>> Start MATERIAL TO PROCESS

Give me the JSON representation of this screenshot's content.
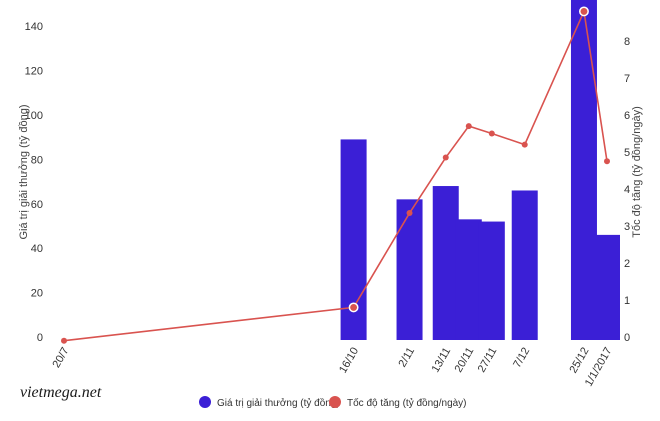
{
  "chart_data": {
    "type": "bar",
    "categories": [
      "20/7",
      "16/10",
      "2/11",
      "13/11",
      "20/11",
      "27/11",
      "7/12",
      "25/12",
      "1/1/2017"
    ],
    "category_days": [
      0,
      88,
      105,
      116,
      123,
      130,
      140,
      158,
      165
    ],
    "series": [
      {
        "name": "Giá trị giải thưởng (tỷ đồng)",
        "type": "bar",
        "axis": "left",
        "values": [
          null,
          89,
          62,
          68,
          53,
          52,
          66,
          156,
          46
        ],
        "color": "#3b1fd6"
      },
      {
        "name": "Tốc độ tăng (tỷ đồng/ngày)",
        "type": "line",
        "axis": "right",
        "values": [
          -0.1,
          0.8,
          3.35,
          4.85,
          5.7,
          5.5,
          5.2,
          8.8,
          4.75
        ],
        "color": "#d9534f"
      }
    ],
    "ylabel": "Giá trị giải thưởng (tỷ đồng)",
    "y2label": "Tốc độ tăng (tỷ đồng/ngày)",
    "ylim": [
      0,
      150
    ],
    "y2lim": [
      0,
      9
    ],
    "yticks": [
      0,
      20,
      40,
      60,
      80,
      100,
      120,
      140
    ],
    "y2ticks": [
      0,
      1,
      2,
      3,
      4,
      5,
      6,
      7,
      8
    ],
    "grid": false,
    "legend": "bottom",
    "highlighted_points": [
      "16/10",
      "25/12"
    ]
  },
  "watermark": "vietmega.net"
}
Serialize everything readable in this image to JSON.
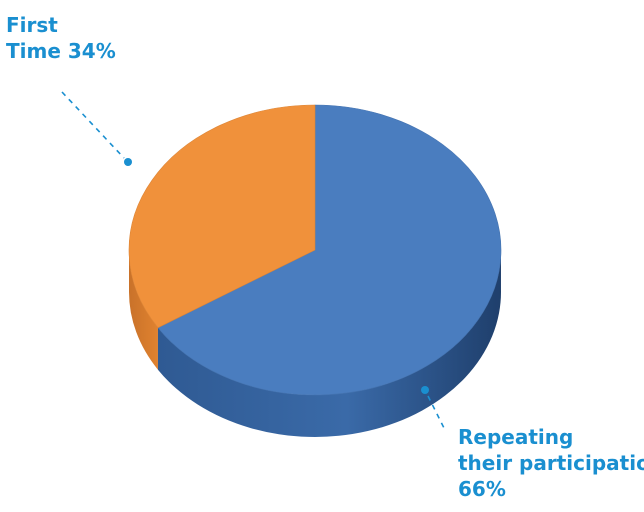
{
  "chart_data": {
    "type": "pie",
    "title": "",
    "slices": [
      {
        "name": "Repeating their participation",
        "value": 66,
        "label_lines": [
          "Repeating",
          "their participation",
          "66%"
        ],
        "color": "#4a7dbf"
      },
      {
        "name": "First Time",
        "value": 34,
        "label_lines": [
          "First",
          "Time 34%"
        ],
        "color": "#f0913b"
      }
    ],
    "label_color": "#1a8fd0",
    "style": "3d"
  }
}
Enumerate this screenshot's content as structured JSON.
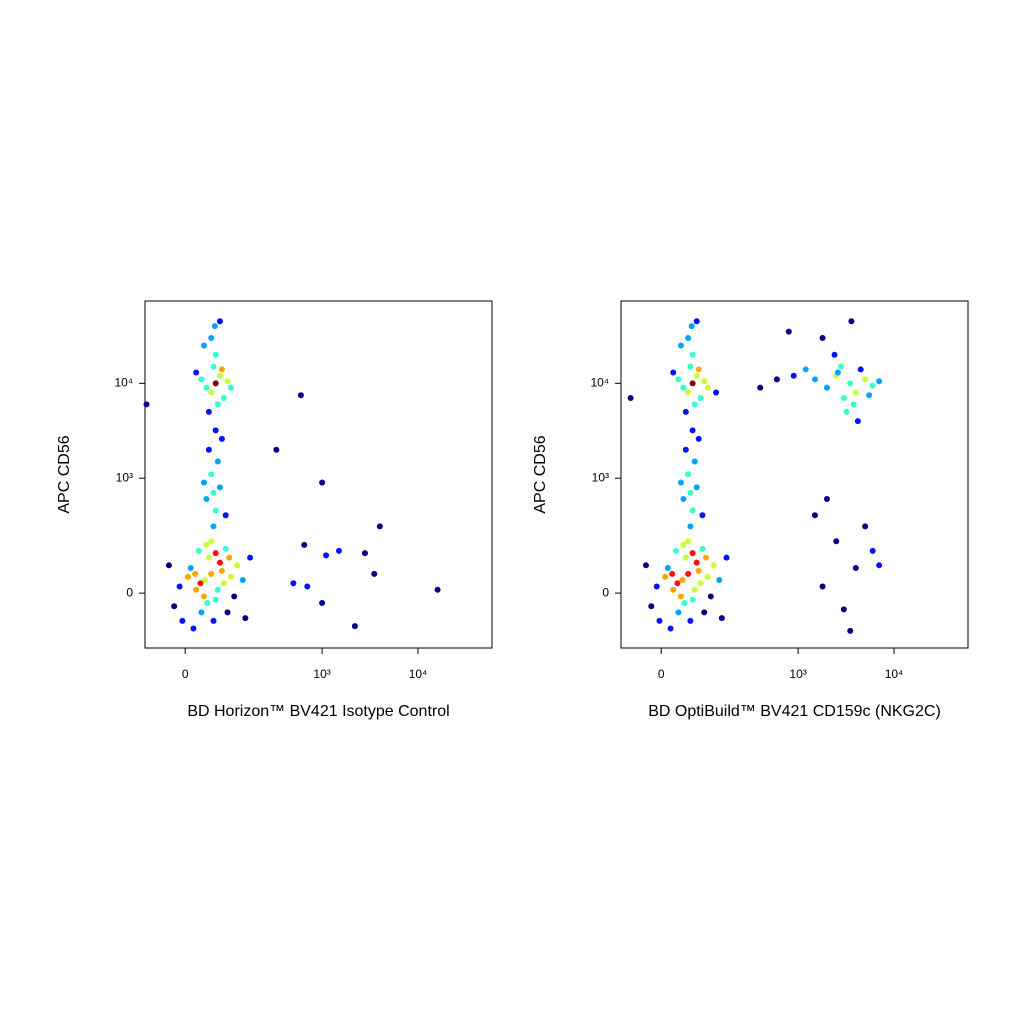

>> End MATERIAL TO PROCESS

**WHAT TO WORK ON:**
Print out the whole of the material word for word, without pictures.

**EXERCISE OUTPUT:**
Give me the JSON representation of this screenshot's content.
{
  "chart_data": {
    "type": "bar",
    "categories": [
      "20/7",
      "16/10",
      "2/11",
      "13/11",
      "20/11",
      "27/11",
      "7/12",
      "25/12",
      "1/1/2017"
    ],
    "category_days": [
      0,
      88,
      105,
      116,
      123,
      130,
      140,
      158,
      165
    ],
    "series": [
      {
        "name": "Giá trị giải thưởng (tỷ đồng)",
        "type": "bar",
        "axis": "left",
        "values": [
          null,
          89,
          62,
          68,
          53,
          52,
          66,
          156,
          46
        ],
        "color": "#3b1fd6"
      },
      {
        "name": "Tốc độ tăng (tỷ đồng/ngày)",
        "type": "line",
        "axis": "right",
        "values": [
          -0.1,
          0.8,
          3.35,
          4.85,
          5.7,
          5.5,
          5.2,
          8.8,
          4.75
        ],
        "color": "#d9534f"
      }
    ],
    "ylabel": "Giá trị giải thưởng (tỷ đồng)",
    "y2label": "Tốc độ tăng (tỷ đồng/ngày)",
    "ylim": [
      0,
      150
    ],
    "y2lim": [
      0,
      9
    ],
    "yticks": [
      0,
      20,
      40,
      60,
      80,
      100,
      120,
      140
    ],
    "y2ticks": [
      0,
      1,
      2,
      3,
      4,
      5,
      6,
      7,
      8
    ],
    "grid": false,
    "legend": "bottom",
    "highlighted_points": [
      "16/10",
      "25/12"
    ]
  },
  "watermark": "vietmega.net"
}
Serialize everything readable in this image to JSON.
{
  "chart_data": {
    "type": "pie",
    "title": "",
    "slices": [
      {
        "name": "Repeating their participation",
        "value": 66,
        "label_lines": [
          "Repeating",
          "their participation",
          "66%"
        ],
        "color": "#4a7dbf"
      },
      {
        "name": "First Time",
        "value": 34,
        "label_lines": [
          "First",
          "Time 34%"
        ],
        "color": "#f0913b"
      }
    ],
    "label_color": "#1a8fd0",
    "style": "3d"
  }
}
Enumerate this screenshot's content as structured JSON.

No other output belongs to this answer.